WHAT IS BEING ASKED: Go through the records and extract every line with the word "количество".

= = = = = = =

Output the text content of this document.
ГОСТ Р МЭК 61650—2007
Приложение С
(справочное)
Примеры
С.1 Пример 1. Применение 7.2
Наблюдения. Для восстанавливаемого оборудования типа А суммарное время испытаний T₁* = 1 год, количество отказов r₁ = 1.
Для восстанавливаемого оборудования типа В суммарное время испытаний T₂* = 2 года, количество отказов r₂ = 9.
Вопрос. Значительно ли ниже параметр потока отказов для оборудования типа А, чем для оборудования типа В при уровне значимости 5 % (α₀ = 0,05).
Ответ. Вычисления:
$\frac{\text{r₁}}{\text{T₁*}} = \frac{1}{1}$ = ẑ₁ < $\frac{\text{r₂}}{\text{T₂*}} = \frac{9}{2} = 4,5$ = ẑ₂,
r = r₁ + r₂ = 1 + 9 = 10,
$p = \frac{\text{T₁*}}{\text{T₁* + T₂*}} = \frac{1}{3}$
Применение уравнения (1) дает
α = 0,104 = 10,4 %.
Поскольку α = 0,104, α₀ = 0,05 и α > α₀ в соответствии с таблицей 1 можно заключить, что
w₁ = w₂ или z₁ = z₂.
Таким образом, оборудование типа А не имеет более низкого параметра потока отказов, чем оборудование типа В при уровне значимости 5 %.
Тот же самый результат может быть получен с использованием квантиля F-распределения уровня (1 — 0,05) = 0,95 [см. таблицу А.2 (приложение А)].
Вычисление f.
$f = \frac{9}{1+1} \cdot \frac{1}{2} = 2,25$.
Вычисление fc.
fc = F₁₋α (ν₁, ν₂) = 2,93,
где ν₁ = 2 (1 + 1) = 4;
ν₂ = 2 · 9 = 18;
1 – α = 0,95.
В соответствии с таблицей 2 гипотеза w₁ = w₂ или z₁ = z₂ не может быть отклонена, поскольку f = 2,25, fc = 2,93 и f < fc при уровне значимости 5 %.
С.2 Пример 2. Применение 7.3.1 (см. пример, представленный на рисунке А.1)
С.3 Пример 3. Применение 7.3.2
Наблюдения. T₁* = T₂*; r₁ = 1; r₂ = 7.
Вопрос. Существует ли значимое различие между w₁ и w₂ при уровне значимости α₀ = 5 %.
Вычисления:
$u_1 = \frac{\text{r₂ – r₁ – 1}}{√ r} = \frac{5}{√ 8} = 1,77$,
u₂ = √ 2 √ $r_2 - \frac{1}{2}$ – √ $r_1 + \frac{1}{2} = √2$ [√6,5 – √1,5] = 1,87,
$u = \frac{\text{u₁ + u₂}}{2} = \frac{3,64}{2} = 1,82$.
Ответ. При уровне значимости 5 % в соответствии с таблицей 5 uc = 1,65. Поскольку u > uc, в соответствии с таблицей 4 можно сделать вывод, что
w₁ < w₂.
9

= = = = = = =

EXERCISE ANSWER:
Наблюдения. Для восстанавливаемого оборудования типа А суммарное время испытаний T₁* = 1 год, количество отказов r₁ = 1.
Для восстанавливаемого оборудования типа В суммарное время испытаний T₂* = 2 года, количество отказов r₂ = 9.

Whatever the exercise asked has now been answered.